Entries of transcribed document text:
━━━━━━
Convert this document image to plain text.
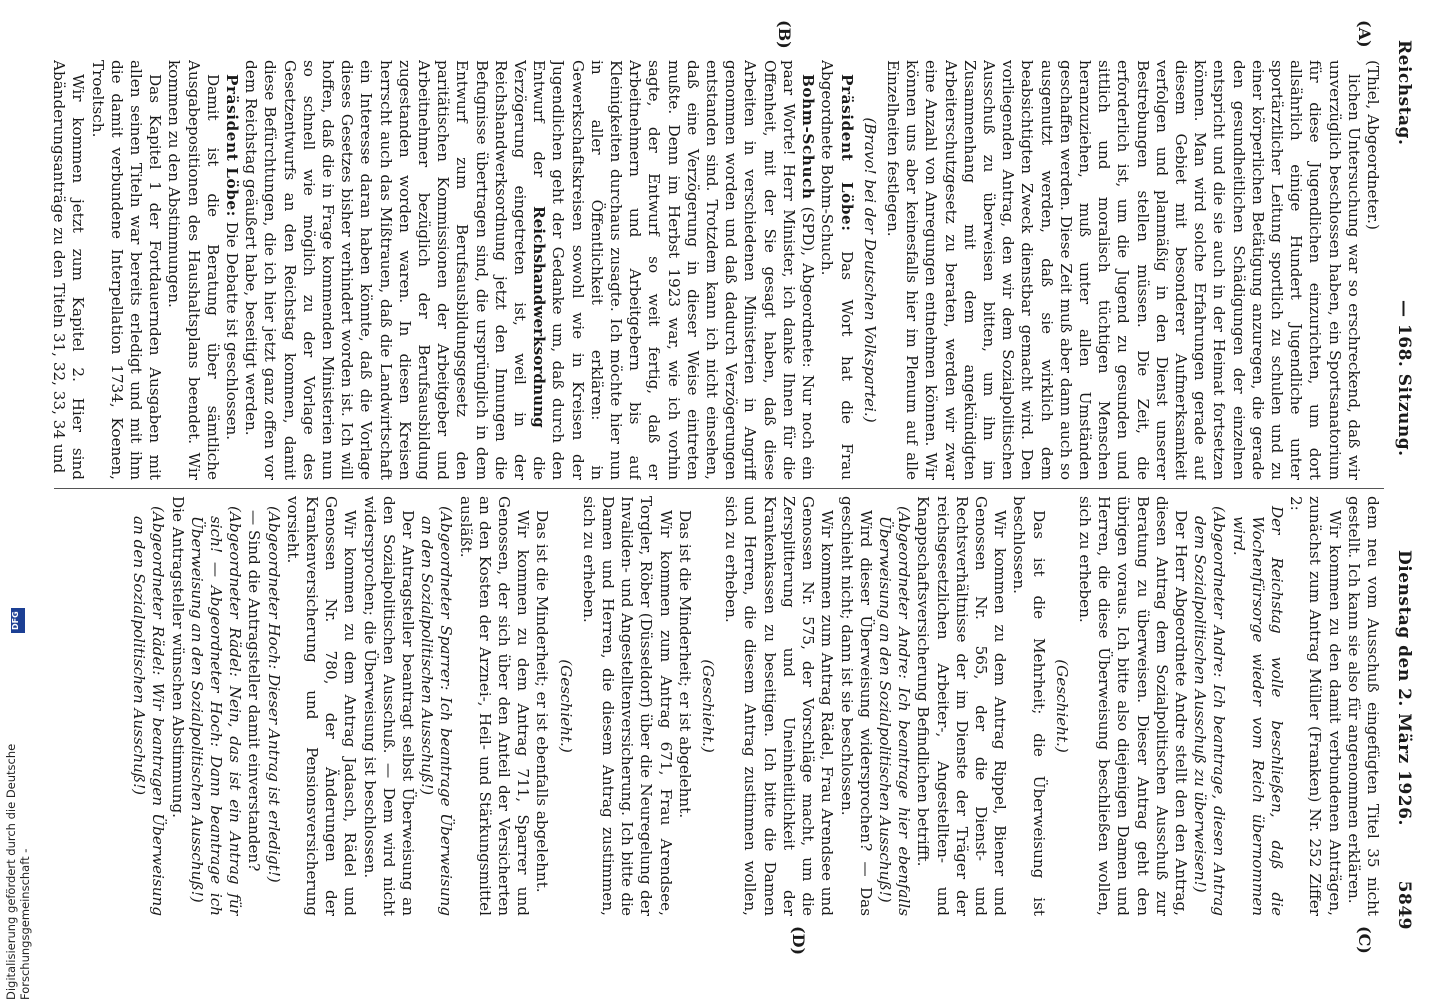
Reichstag.
— 168. Sitzung.
Dienstag den 2. März 1926.
5849
(A)
(B)
(C)
(D)

(Thiel, Abgeordneter.)

lichen Untersuchung war so erschreckend, daß wir unverzüglich beschlossen haben, ein Sportsanatorium für diese Jugendlichen einzurichten, um dort allsährlich einige Hundert Jugendliche unter sportärztlicher Leitung sportlich zu schulen und zu einer körperlichen Betätigung anzuregen, die gerade den gesundheitlichen Schädigungen der einzelnen entspricht und die sie auch in der Heimat fortsetzen können. Man wird solche Erfahrungen gerade auf diesem Gebiet mit besonderer Aufmerksamkeit verfolgen und planmäßig in den Dienst unserer Bestrebungen stellen müssen. Die Zeit, die erforderlich ist, um die Jugend zu gesunden und sittlich und moralisch tüchtigen Menschen heranzuziehen, muß unter allen Umständen geschaffen werden. Diese Zeit muß aber dann auch so ausgenutzt werden, daß sie wirklich dem beabsichtigten Zweck dienstbar gemacht wird. Den vorliegenden Antrag, den wir dem Sozialpolitischen Ausschuß zu überweisen bitten, um ihn im Zusammenhang mit dem angekündigten Arbeiterschutzgesetz zu beraten, werden wir zwar eine Anzahl von Anregungen entnehmen können. Wir können uns aber keinesfalls hier im Plenum auf alle Einzelheiten festlegen.

(Bravo! bei der Deutschen Volkspartei.)

Präsident Löbe: Das Wort hat die Frau Abgeordnete Bohm-Schuch.

Bohm-Schuch (SPD), Abgeordnete: Nur noch ein paar Worte! Herr Minister, ich danke Ihnen für die Offenheit, mit der Sie gesagt haben, daß diese Arbeiten in verschiedenen Ministerien in Angriff genommen worden und daß dadurch Verzögerungen entstanden sind. Trotzdem kann ich nicht einsehen, daß eine Verzögerung in dieser Weise eintreten mußte. Denn im Herbst 1923 war, wie ich vorhin sagte, der Entwurf so weit fertig, daß er Arbeitnehmern und Arbeitgebern bis auf Kleinigkeiten durchaus zusagte. Ich möchte hier nun in aller Öffentlichkeit erklären: in Gewerkschaftskreisen sowohl wie in Kreisen der Jugendlichen geht der Gedanke um, daß durch den Entwurf der Reichshandwerksordnung die Verzögerung eingetreten ist, weil in der Reichshandwerksordnung jetzt den Innungen die Befugnisse übertragen sind, die ursprünglich in dem Entwurf zum Berufsausbildungsgesetz den paritätischen Kommissionen der Arbeitgeber und Arbeitnehmer bezüglich der Berufsausbildung zugestanden worden waren. In diesen Kreisen herrscht auch das Mißtrauen, daß die Landwirtschaft ein Interesse daran haben könnte, daß die Vorlage dieses Gesetzes bisher verhindert worden ist. Ich will hoffen, daß die in Frage kommenden Ministerien nun so schnell wie möglich zu der Vorlage des Gesetzentwurfs an den Reichstag kommen, damit diese Befürchtungen, die ich hier jetzt ganz offen vor dem Reichstag geäußert habe, beseitigt werden.

Präsident Löbe: Die Debatte ist geschlossen.

Damit ist die Beratung über sämtliche Ausgabepositionen des Haushaltsplans beendet. Wir kommen zu den Abstimmungen.

Das Kapitel 1 der Fortdauernden Ausgaben mit allen seinen Titeln war bereits erledigt und mit ihm die damit verbundene Interpellation 1734, Koenen, Troeltsch.

Wir kommen jetzt zum Kapitel 2. Hier sind Abänderungsanträge zu den Titeln 31, 32, 33, 34 und

dem neu vom Ausschuß eingefügten Titel 35 nicht gestellt. Ich kann sie also für angenommen erklären.

Wir kommen zu den damit verbundenen Anträgen, zunächst zum Antrag Müller (Franken) Nr. 252 Ziffer 2:

Der Reichstag wolle beschließen, daß die Wochenfürsorge wieder vom Reich übernommen wird.

(Abgeordneter Andre: Ich beantrage, diesen Antrag dem Sozialpolitischen Ausschuß zu überweisen!)

Der Herr Abgeordnete Andre stellt den den Antrag, diesen Antrag dem Sozialpolitischen Ausschuß zur Beratung zu überweisen. Dieser Antrag geht den übrigen voraus. Ich bitte also diejenigen Damen und Herren, die diese Überweisung beschließen wollen, sich zu erheben.

(Geschieht.)

Das ist die Mehrheit; die Überweisung ist beschlossen.

Wir kommen zu dem Antrag Rippel, Biener und Genossen Nr. 565, der die Dienst- und Rechtsverhältnisse der im Dienste der Träger der reichsgesetzlichen Arbeiter-, Angestellten- und Knappschaftsversicherung Befindlichen betrifft.

(Abgeordneter Andre: Ich beantrage hier ebenfalls Überweisung an den Sozialpolitischen Ausschuß!)

Wird dieser Überweisung widersprochen? — Das geschieht nicht; dann ist sie beschlossen.

Wir kommen zum Antrag Rädel, Frau Arendsee und Genossen Nr. 575, der Vorschläge macht, um die Zersplitterung und Uneinheitlichkeit der Krankenkassen zu beseitigen. Ich bitte die Damen und Herren, die diesem Antrag zustimmen wollen, sich zu erheben.

(Geschieht.)

Das ist die Minderheit; er ist abgelehnt.

Wir kommen zum Antrag 671, Frau Arendsee, Torgler, Röber (Düsseldorf) über die Neuregelung der Invaliden- und Angestelltenversicherung. Ich bitte die Damen und Herren, die diesem Antrag zustimmen, sich zu erheben.

(Geschieht.)

Das ist die Minderheit; er ist ebenfalls abgelehnt.

Wir kommen zu dem Antrag 711, Sparrer und Genossen, der sich über den Anteil der Versicherten an den Kosten der Arznei-, Heil- und Stärkungsmittel ausläßt.

(Abgeordneter Sparrer: Ich beantrage Überweisung an den Sozialpolitischen Ausschuß!)

Der Antragsteller beantragt selbst Überweisung an den Sozialpolitischen Ausschuß. — Dem wird nicht widersprochen; die Überweisung ist beschlossen.

Wir kommen zu dem Antrag Jadasch, Rädel und Genossen Nr. 780, der Änderungen der Krankenversicherung und Pensionsversicherung vorsieht.

(Abgeordneter Hoch: Dieser Antrag ist erledigt!)

— Sind die Antragsteller damit einverstanden?

(Abgeordneter Rädel: Nein, das ist ein Antrag für sich! — Abgeordneter Hoch: Dann beantrage ich Überweisung an den Sozialpolitischen Ausschuß!)

Die Antragsteller wünschen Abstimmung.

(Abgeordneter Rädel: Wir beantragen Überweisung an den Sozialpolitischen Ausschuß!)

Digitalisierung gefördert durch die Deutsche Forschungsgemeinschaft -
DFG
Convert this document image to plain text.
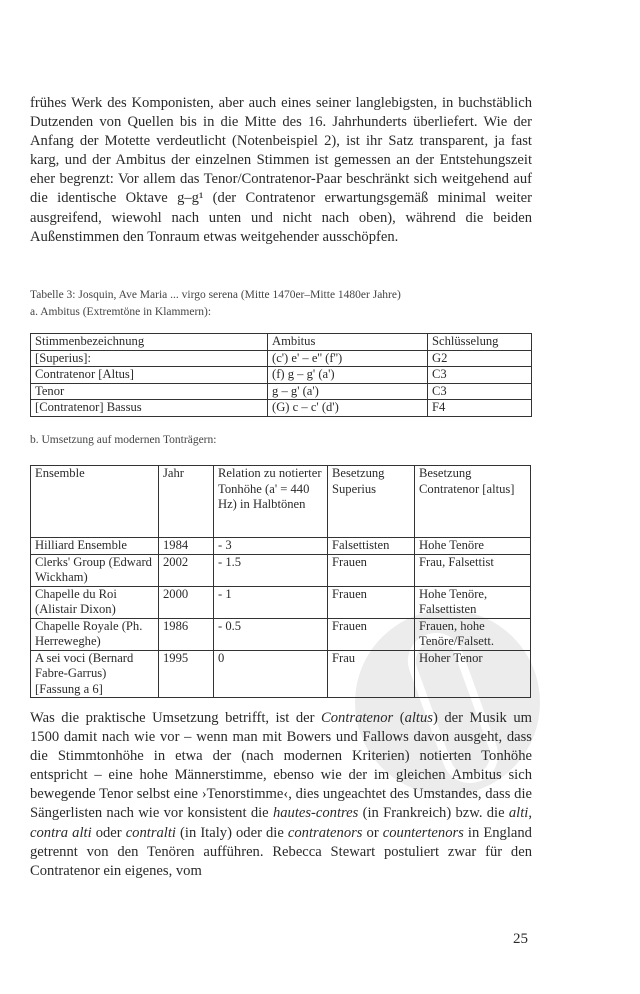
frühes Werk des Komponisten, aber auch eines seiner langlebigsten, in buchstäblich Dutzenden von Quellen bis in die Mitte des 16. Jahrhunderts überliefert. Wie der Anfang der Motette verdeutlicht (Notenbeispiel 2), ist ihr Satz transparent, ja fast karg, und der Ambitus der einzelnen Stimmen ist gemessen an der Entstehungszeit eher begrenzt: Vor allem das Tenor/Contratenor-Paar beschränkt sich weitgehend auf die identische Oktave g–g¹ (der Contratenor erwartungsgemäß minimal weiter ausgreifend, wiewohl nach unten und nicht nach oben), während die beiden Außenstimmen den Tonraum etwas weitgehender ausschöpfen.
Tabelle 3: Josquin, Ave Maria ... virgo serena (Mitte 1470er–Mitte 1480er Jahre)
a. Ambitus (Extremtöne in Klammern):
Stimmenbezeichnung	Ambitus	Schlüsselung
[Superius]:	(c') e' – e'' (f'')	G2
Contratenor [Altus]	(f) g – g' (a')	C3
Tenor	g – g' (a')	C3
[Contratenor] Bassus	(G) c – c' (d')	F4
b. Umsetzung auf modernen Tonträgern:
Ensemble	Jahr	Relation zu notierter Tonhöhe (a' = 440 Hz) in Halbtönen	Besetzung Superius	Besetzung Contratenor [altus]
Hilliard Ensemble	1984	- 3	Falsettisten	Hohe Tenöre
Clerks' Group (Edward Wickham)	2002	- 1.5	Frauen	Frau, Falsettist
Chapelle du Roi (Alistair Dixon)	2000	- 1	Frauen	Hohe Tenöre, Falsettisten
Chapelle Royale (Ph. Herreweghe)	1986	- 0.5	Frauen	Frauen, hohe Tenöre/Falsett.
A sei voci (Bernard Fabre-Garrus) [Fassung a 6]	1995	0	Frau	Hoher Tenor
Was die praktische Umsetzung betrifft, ist der Contratenor (altus) der Musik um 1500 damit nach wie vor – wenn man mit Bowers und Fallows davon ausgeht, dass die Stimmtonhöhe in etwa der (nach modernen Kriterien) notierten Tonhöhe entspricht – eine hohe Männerstimme, ebenso wie der im gleichen Ambitus sich bewegende Tenor selbst eine ›Tenorstimme‹, dies ungeachtet des Umstandes, dass die Sängerlisten nach wie vor konsistent die hautes-contres (in Frankreich) bzw. die alti, contra alti oder contralti (in Italy) oder die contratenors or countertenors in England getrennt von den Tenören aufführen. Rebecca Stewart postuliert zwar für den Contratenor ein eigenes, vom
25
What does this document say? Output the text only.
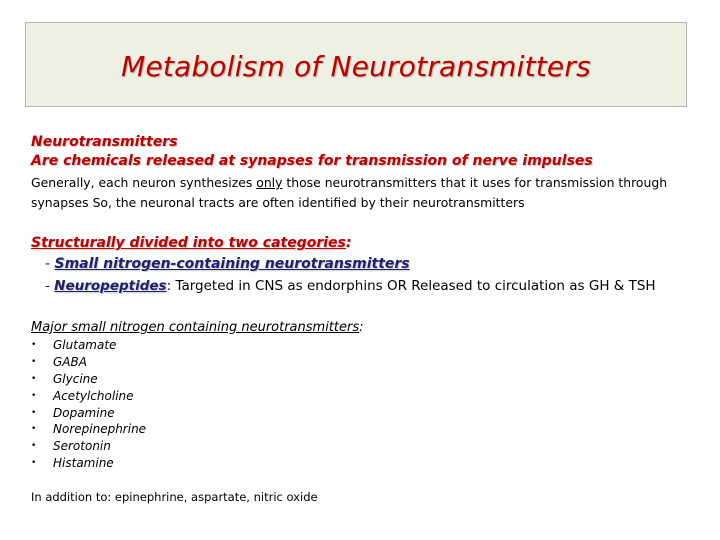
Metabolism of Neurotransmitters
Neurotransmitters
Are chemicals released at synapses for transmission of nerve impulses
Generally, each neuron synthesizes only those neurotransmitters that it uses for transmission through synapses So, the neuronal tracts are often identified by their neurotransmitters
Structurally divided into two categories:
- Small nitrogen-containing neurotransmitters
- Neuropeptides: Targeted in CNS as endorphins OR Released to circulation as GH & TSH
Major small nitrogen containing neurotransmitters:
•	Glutamate
•	GABA
•	Glycine
•	Acetylcholine
•	Dopamine
•	Norepinephrine
•	Serotonin
•	Histamine
In addition to: epinephrine, aspartate, nitric oxide
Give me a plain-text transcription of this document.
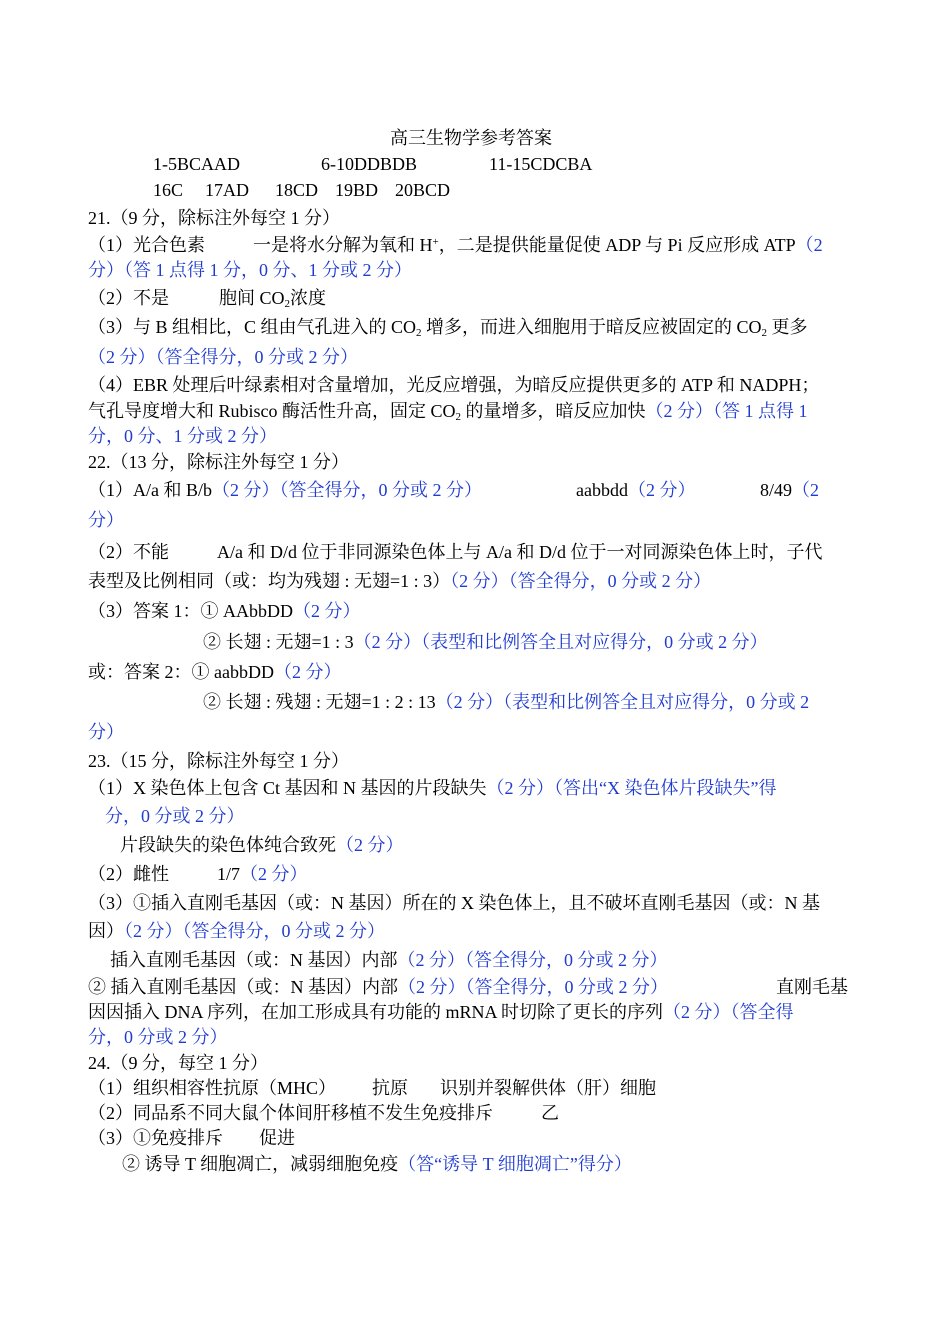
高三生物学参考答案
1-5BCAAD	6-10DDBDB	11-15CDCBA
16C 17AD 18CD 19BD 20BCD
21.（9 分，除标注外每空 1 分）
（1）光合色素	一是将水分解为氧和 H+，二是提供能量促使 ADP 与 Pi 反应形成 ATP（2
分）（答 1 点得 1 分，0 分、1 分或 2 分）
（2）不是	胞间 $CO_2$浓度
（3）与 B 组相比，C 组由气孔进入的 $CO_2$ 增多，而进入细胞用于暗反应被固定的 $CO_2$ 更多
（2 分）（答全得分，0 分或 2 分）
（4）EBR 处理后叶绿素相对含量增加，光反应增强，为暗反应提供更多的 ATP 和 NADPH；
气孔导度增大和 Rubisco 酶活性升高，固定 $CO_2$ 的量增多，暗反应加快（2 分）（答 1 点得 1
分，0 分、1 分或 2 分）
22.（13 分，除标注外每空 1 分）
（1）A/a 和 B/b（2 分）（答全得分，0 分或 2 分）	aabbdd（2 分）	8/49（2
分）
（2）不能	A/a 和 D/d 位于非同源染色体上与 A/a 和 D/d 位于一对同源染色体上时，子代
表型及比例相同（或：均为残翅 : 无翅=1 : 3）（2 分）（答全得分，0 分或 2 分）
（3）答案 1：① AAbbDD（2 分）
② 长翅 : 无翅=1 : 3（2 分）（表型和比例答全且对应得分，0 分或 2 分）
或：答案 2：① aabbDD（2 分）
② 长翅 : 残翅 : 无翅=1 : 2 : 13（2 分）（表型和比例答全且对应得分，0 分或 2
分）
23.（15 分，除标注外每空 1 分）
（1）X 染色体上包含 Ct 基因和 N 基因的片段缺失（2 分）（答出“X 染色体片段缺失”得
分，0 分或 2 分）
片段缺失的染色体纯合致死（2 分）
（2）雌性	1/7（2 分）
（3）①插入直刚毛基因（或：N 基因）所在的 X 染色体上，且不破坏直刚毛基因（或：N 基
因）（2 分）（答全得分，0 分或 2 分）
插入直刚毛基因（或：N 基因）内部（2 分）（答全得分，0 分或 2 分）
② 插入直刚毛基因（或：N 基因）内部（2 分）（答全得分，0 分或 2 分）	直刚毛基
因因插入 DNA 序列，在加工形成具有功能的 mRNA 时切除了更长的序列（2 分）（答全得
分，0 分或 2 分）
24.（9 分，每空 1 分）
（1）组织相容性抗原（MHC） 抗原 识别并裂解供体（肝）细胞
（2）同品系不同大鼠个体间肝移植不发生免疫排斥	乙
（3）①免疫排斥 促进
② 诱导 T 细胞凋亡，减弱细胞免疫（答“诱导 T 细胞凋亡”得分）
━━━━━━
_WORK INSTRUCTIONS_. The answer must be an exact copy of the lines from the one containing "Give me a plain-text" through the last line of the records, and nothing else. Pictures do not belong in it.

_TASK SOLUTION_.
Give me a plain-text transcription of this document.
高三生物学参考答案
1-5BCAAD	6-10DDBDB	11-15CDCBA
16C 17AD 18CD 19BD 20BCD
21.（9 分，除标注外每空 1 分）
（1）光合色素	一是将水分解为氧和 H+，二是提供能量促使 ADP 与 Pi 反应形成 ATP（2
分）（答 1 点得 1 分，0 分、1 分或 2 分）
（2）不是	胞间 $CO_2$浓度
（3）与 B 组相比，C 组由气孔进入的 $CO_2$ 增多，而进入细胞用于暗反应被固定的 $CO_2$ 更多
（2 分）（答全得分，0 分或 2 分）
（4）EBR 处理后叶绿素相对含量增加，光反应增强，为暗反应提供更多的 ATP 和 NADPH；
气孔导度增大和 Rubisco 酶活性升高，固定 $CO_2$ 的量增多，暗反应加快（2 分）（答 1 点得 1
分，0 分、1 分或 2 分）
22.（13 分，除标注外每空 1 分）
（1）A/a 和 B/b（2 分）（答全得分，0 分或 2 分）	aabbdd（2 分）	8/49（2
分）
（2）不能	A/a 和 D/d 位于非同源染色体上与 A/a 和 D/d 位于一对同源染色体上时，子代
表型及比例相同（或：均为残翅 : 无翅=1 : 3）（2 分）（答全得分，0 分或 2 分）
（3）答案 1：① AAbbDD（2 分）
② 长翅 : 无翅=1 : 3（2 分）（表型和比例答全且对应得分，0 分或 2 分）
或：答案 2：① aabbDD（2 分）
② 长翅 : 残翅 : 无翅=1 : 2 : 13（2 分）（表型和比例答全且对应得分，0 分或 2
分）
23.（15 分，除标注外每空 1 分）
（1）X 染色体上包含 Ct 基因和 N 基因的片段缺失（2 分）（答出“X 染色体片段缺失”得
分，0 分或 2 分）
片段缺失的染色体纯合致死（2 分）
（2）雌性	1/7（2 分）
（3）①插入直刚毛基因（或：N 基因）所在的 X 染色体上，且不破坏直刚毛基因（或：N 基
因）（2 分）（答全得分，0 分或 2 分）
插入直刚毛基因（或：N 基因）内部（2 分）（答全得分，0 分或 2 分）
② 插入直刚毛基因（或：N 基因）内部（2 分）（答全得分，0 分或 2 分）	直刚毛基
因因插入 DNA 序列，在加工形成具有功能的 mRNA 时切除了更长的序列（2 分）（答全得
分，0 分或 2 分）
24.（9 分，每空 1 分）
（1）组织相容性抗原（MHC） 抗原 识别并裂解供体（肝）细胞
（2）同品系不同大鼠个体间肝移植不发生免疫排斥	乙
（3）①免疫排斥 促进
② 诱导 T 细胞凋亡，减弱细胞免疫（答“诱导 T 细胞凋亡”得分）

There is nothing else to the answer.